» **PROBLEM**
Report the count of lines below in which the string "الأمثال" occurs; include nothing else.

(Saved entries)

--*--

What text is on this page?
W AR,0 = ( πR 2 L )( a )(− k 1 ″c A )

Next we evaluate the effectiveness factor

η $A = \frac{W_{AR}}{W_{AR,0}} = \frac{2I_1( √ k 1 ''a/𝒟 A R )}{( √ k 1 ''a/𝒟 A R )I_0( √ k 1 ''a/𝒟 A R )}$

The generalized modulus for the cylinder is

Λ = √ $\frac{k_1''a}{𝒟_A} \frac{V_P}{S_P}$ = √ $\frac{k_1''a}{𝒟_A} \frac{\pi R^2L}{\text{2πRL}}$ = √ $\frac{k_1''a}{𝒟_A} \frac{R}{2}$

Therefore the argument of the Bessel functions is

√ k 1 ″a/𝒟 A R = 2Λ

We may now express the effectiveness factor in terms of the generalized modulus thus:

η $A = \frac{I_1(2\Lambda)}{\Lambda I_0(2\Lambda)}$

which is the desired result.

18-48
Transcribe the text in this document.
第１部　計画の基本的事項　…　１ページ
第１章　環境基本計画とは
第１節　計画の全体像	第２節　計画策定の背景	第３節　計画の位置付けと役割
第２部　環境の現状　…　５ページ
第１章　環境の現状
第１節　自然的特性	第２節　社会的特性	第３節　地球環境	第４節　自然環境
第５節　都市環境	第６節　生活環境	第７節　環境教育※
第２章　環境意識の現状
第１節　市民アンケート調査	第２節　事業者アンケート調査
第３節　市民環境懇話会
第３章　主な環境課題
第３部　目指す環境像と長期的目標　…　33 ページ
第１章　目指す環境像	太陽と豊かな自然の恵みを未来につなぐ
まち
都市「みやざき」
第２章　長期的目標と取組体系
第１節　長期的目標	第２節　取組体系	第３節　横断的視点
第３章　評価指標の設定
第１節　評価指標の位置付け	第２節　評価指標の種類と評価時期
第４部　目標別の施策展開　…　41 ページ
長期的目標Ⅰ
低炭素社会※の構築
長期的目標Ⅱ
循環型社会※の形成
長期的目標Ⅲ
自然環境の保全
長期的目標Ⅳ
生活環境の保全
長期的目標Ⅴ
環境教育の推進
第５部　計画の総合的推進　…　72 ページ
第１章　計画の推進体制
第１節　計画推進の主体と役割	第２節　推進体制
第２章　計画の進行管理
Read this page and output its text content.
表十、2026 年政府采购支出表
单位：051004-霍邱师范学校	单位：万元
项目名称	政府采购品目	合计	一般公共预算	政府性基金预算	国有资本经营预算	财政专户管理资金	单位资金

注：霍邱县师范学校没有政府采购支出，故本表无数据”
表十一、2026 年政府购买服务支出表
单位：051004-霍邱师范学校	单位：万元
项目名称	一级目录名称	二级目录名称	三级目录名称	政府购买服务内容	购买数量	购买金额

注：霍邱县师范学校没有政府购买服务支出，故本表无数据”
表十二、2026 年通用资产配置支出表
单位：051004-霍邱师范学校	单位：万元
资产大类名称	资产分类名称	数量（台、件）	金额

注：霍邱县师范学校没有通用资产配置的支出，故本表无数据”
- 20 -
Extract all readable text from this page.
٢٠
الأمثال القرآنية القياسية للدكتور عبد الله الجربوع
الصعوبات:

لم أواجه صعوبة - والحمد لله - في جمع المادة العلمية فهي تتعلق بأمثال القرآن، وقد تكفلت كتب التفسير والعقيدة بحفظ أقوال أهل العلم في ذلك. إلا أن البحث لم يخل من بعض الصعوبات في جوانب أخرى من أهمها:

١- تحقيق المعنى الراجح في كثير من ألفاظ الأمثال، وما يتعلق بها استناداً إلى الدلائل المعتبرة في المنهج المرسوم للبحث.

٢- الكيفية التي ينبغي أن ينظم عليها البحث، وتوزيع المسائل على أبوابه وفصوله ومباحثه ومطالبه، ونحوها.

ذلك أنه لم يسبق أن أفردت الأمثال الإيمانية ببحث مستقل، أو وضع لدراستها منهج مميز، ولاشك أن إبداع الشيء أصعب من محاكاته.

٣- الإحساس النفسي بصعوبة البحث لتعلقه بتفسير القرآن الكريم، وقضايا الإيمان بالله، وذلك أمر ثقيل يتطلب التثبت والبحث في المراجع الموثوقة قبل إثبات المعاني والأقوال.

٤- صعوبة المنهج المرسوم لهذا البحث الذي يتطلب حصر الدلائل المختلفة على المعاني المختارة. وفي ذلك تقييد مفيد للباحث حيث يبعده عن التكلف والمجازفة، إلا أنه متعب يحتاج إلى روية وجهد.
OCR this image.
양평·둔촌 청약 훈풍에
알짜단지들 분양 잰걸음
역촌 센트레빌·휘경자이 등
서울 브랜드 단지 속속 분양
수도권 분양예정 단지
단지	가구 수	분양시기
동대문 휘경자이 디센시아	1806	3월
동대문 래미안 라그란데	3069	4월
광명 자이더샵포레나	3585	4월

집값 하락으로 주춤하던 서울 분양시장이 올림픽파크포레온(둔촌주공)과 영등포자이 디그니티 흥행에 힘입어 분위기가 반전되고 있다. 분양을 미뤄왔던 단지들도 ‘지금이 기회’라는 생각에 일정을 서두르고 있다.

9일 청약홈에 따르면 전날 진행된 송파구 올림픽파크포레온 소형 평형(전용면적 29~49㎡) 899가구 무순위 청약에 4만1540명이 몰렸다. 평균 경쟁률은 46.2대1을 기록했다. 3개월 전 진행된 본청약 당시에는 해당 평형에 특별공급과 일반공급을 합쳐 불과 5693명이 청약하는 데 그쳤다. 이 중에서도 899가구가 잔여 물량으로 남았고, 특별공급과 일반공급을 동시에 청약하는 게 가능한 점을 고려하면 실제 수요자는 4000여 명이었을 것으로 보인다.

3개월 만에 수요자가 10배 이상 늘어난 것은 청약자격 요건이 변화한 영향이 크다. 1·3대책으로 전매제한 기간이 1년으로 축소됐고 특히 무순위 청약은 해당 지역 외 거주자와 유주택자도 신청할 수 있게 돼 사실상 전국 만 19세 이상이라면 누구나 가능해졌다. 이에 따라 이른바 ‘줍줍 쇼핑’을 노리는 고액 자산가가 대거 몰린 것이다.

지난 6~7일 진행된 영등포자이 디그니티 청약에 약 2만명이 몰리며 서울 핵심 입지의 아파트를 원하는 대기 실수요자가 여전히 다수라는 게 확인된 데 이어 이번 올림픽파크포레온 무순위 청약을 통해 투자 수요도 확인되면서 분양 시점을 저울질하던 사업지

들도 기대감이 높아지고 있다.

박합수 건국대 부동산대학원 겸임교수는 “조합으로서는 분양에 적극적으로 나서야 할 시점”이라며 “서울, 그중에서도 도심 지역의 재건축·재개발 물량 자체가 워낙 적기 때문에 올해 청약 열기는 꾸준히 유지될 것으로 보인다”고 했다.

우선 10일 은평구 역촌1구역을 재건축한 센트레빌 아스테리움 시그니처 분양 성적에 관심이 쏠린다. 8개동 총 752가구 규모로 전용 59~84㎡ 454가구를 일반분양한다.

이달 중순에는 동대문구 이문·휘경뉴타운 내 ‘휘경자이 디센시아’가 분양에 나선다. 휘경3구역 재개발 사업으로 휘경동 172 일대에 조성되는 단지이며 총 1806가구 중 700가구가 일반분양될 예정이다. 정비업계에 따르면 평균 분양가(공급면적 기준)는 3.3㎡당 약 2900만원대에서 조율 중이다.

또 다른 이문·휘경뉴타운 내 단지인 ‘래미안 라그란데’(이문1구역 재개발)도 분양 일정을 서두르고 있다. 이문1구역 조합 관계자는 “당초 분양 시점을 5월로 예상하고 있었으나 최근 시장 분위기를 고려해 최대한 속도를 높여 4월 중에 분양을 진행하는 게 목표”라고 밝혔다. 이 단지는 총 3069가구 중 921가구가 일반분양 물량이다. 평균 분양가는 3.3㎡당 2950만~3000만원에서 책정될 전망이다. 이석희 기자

--*--

» **WORKED SOLUTION**
3